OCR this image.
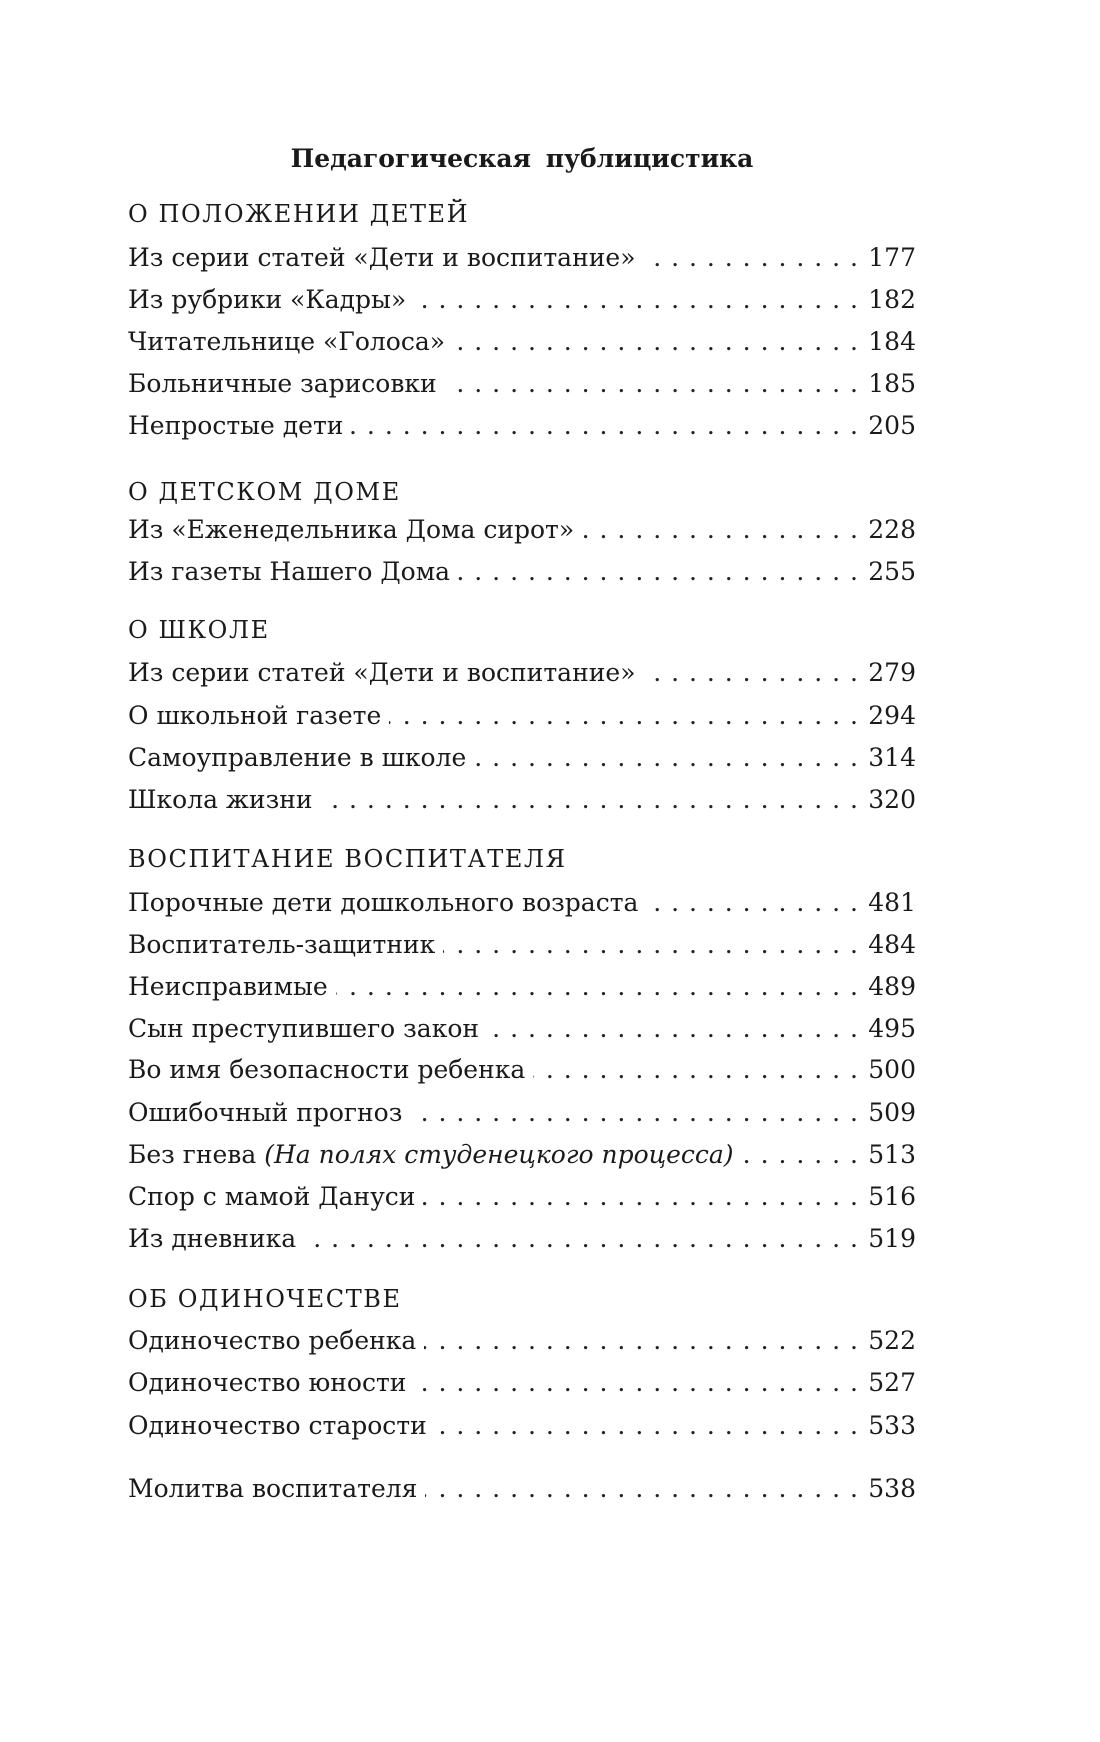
Педагогическая публицистика
О ПОЛОЖЕНИИ ДЕТЕЙ
Из серии статей «Дети и воспитание» . . .	177
Из рубрики «Кадры» . . .	182
Читательнице «Голоса» . . .	184
Больничные зарисовки . . .	185
Непростые дети . . .	205
О ДЕТСКОМ ДОМЕ
Из «Еженедельника Дома сирот» . . .	228
Из газеты Нашего Дома . . .	255
О ШКОЛЕ
Из серии статей «Дети и воспитание» . . .	279
О школьной газете . . .	294
Самоуправление в школе . . .	314
Школа жизни . . .	320
ВОСПИТАНИЕ ВОСПИТАТЕЛЯ
Порочные дети дошкольного возраста . . .	481
Воспитатель-защитник . . .	484
Неисправимые . . .	489
Сын преступившего закон . . .	495
Во имя безопасности ребенка . . .	500
Ошибочный прогноз . . .	509
Без гнева (На полях студенецкого процесса) . . .	513
Спор с мамой Дануси . . .	516
Из дневника . . .	519
ОБ ОДИНОЧЕСТВЕ
Одиночество ребенка . . .	522
Одиночество юности . . .	527
Одиночество старости . . .	533
Молитва воспитателя . . .	538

Work to complete -> In the copy, include all records verbatim but no images.

Solved exercise ->
OCR this image.
Педагогическая публицистика
О ПОЛОЖЕНИИ ДЕТЕЙ
Из серии статей «Дети и воспитание» . . .	177
Из рубрики «Кадры» . . .	182
Читательнице «Голоса» . . .	184
Больничные зарисовки . . .	185
Непростые дети . . .	205
О ДЕТСКОМ ДОМЕ
Из «Еженедельника Дома сирот» . . .	228
Из газеты Нашего Дома . . .	255
О ШКОЛЕ
Из серии статей «Дети и воспитание» . . .	279
О школьной газете . . .	294
Самоуправление в школе . . .	314
Школа жизни . . .	320
ВОСПИТАНИЕ ВОСПИТАТЕЛЯ
Порочные дети дошкольного возраста . . .	481
Воспитатель-защитник . . .	484
Неисправимые . . .	489
Сын преступившего закон . . .	495
Во имя безопасности ребенка . . .	500
Ошибочный прогноз . . .	509
Без гнева (На полях студенецкого процесса) . . .	513
Спор с мамой Дануси . . .	516
Из дневника . . .	519
ОБ ОДИНОЧЕСТВЕ
Одиночество ребенка . . .	522
Одиночество юности . . .	527
Одиночество старости . . .	533
Молитва воспитателя . . .	538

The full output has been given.